→ What is needed
Answer these questions from the coronary atherosclerosis abstract below:
(a) How many participants were studied, and from how many studies?
(b) How was atherosclerosis quantified in the youngest age group?
(c) To how many single nucleotide polymorphisms was the genetic risk score restricted in the analysis that excluded those associated with traditional risk factors?

→ Text shown
BACKGROUND: Recent genome-wide association studies have identified 49 single nucleotide polymorphisms associated with clinical coronary artery disease. The mechanism by which these loci influence risk remains largely unclear. METHODS AND RESULTS: We examined the association between a genetic risk score composed of high-risk alleles at the 49 single nucleotide polymorphisms and the degree of subclinical coronary atherosclerosis in 7798 participants from 6 studies stratified into 4 age groups at the time of assessment (15-34, 35-54, 55-74, and >75 years). Atherosclerosis was quantified by staining and direct visual inspection of the right coronary artery in the youngest group and by scanning for coronary artery calcification in the remaining groups. We defined cases as subjects within the top quartile of degree of atherosclerosis in 3 groups and as subjects with a coronary artery calcium score >0 in the fourth (35-54 years) where less than one quarter had any coronary artery calcium. In our meta-analysis of all strata, we found 1-SD increase in the genetic risk score increased the risk of advanced subclinical coronary atherosclerosis by 36% (P=8.3×10(-25)). This increase in risk was significant in all 4 age groups including the youngest group where atherosclerosis consisted primarily of raised lesions without macroscopic evidence of plaque rupture or thrombosis. Results were similar when we restricted the genetic risk score to 32 single nucleotide polymorphisms not associated with traditional risk factors or when we adjusted for traditional risk factors. CONCLUSIONS: A genetic risk score for clinical coronary artery disease is associated with advanced subclinical coronary atherosclerosis throughout the life-course. This association is apparent even at the earliest, uncomplicated stages of atherosclerosis.

→ Records supplied
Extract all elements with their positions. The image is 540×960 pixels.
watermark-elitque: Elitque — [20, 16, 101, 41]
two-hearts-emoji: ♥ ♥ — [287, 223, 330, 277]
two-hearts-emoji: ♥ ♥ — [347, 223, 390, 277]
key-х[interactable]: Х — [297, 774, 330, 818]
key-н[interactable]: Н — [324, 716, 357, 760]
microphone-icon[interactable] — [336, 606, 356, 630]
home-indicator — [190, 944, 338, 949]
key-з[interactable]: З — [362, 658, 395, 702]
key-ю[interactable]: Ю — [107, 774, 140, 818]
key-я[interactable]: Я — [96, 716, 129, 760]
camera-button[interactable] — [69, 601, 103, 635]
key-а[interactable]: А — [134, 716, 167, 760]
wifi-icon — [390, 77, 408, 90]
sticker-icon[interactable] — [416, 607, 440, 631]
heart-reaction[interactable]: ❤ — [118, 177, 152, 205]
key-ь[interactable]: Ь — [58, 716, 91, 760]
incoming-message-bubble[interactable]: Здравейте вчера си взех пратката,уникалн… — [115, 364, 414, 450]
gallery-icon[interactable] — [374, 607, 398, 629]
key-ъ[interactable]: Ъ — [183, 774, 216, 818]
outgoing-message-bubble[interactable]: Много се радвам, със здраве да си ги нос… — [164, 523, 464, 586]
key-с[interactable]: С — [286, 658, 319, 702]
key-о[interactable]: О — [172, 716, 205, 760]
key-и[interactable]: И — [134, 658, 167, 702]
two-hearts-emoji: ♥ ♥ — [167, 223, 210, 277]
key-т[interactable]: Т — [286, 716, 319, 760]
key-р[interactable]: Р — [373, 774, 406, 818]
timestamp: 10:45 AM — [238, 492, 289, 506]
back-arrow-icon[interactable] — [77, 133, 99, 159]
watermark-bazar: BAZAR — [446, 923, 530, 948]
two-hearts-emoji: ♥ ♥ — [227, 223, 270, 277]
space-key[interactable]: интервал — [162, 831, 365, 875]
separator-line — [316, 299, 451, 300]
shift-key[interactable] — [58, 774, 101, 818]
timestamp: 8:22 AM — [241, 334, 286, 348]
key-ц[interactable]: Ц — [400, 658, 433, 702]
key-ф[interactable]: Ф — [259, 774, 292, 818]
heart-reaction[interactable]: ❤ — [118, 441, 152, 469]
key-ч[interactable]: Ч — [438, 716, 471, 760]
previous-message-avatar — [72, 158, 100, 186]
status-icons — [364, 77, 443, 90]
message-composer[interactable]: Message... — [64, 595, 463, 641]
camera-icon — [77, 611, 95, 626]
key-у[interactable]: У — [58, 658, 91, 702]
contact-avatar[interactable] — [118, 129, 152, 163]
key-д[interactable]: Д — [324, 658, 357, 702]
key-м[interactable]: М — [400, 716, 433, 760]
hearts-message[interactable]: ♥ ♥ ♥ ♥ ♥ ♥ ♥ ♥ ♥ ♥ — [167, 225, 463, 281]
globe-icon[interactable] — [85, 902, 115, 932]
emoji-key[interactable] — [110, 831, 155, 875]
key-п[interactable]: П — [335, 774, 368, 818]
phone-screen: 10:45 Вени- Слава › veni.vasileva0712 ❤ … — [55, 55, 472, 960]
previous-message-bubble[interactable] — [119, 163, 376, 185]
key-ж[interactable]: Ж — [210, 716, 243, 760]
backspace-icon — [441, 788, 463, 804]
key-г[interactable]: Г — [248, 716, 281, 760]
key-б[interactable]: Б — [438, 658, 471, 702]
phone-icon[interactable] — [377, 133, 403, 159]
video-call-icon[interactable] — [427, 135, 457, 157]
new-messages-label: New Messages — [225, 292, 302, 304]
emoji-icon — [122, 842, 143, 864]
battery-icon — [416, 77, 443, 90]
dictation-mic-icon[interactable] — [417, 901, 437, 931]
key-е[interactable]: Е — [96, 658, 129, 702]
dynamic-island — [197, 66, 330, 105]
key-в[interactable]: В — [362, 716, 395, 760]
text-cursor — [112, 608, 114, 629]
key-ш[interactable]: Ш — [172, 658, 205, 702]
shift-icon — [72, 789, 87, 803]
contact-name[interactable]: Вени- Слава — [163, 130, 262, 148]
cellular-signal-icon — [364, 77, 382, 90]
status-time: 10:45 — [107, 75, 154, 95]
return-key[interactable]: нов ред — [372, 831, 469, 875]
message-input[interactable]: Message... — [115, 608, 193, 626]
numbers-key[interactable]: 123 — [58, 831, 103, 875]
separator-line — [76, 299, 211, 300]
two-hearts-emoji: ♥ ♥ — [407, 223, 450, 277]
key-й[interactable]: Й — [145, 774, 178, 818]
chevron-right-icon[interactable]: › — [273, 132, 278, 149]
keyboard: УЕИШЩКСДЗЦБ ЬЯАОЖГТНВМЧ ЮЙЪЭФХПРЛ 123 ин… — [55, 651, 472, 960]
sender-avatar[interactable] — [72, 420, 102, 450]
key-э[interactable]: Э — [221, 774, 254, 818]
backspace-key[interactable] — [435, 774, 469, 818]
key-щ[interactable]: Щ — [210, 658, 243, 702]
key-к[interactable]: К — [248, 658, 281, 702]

→ Exercise response
(a) 7798 participants from 6 studies.
(b) By staining and direct visual inspection of the right coronary artery.
(c) 32.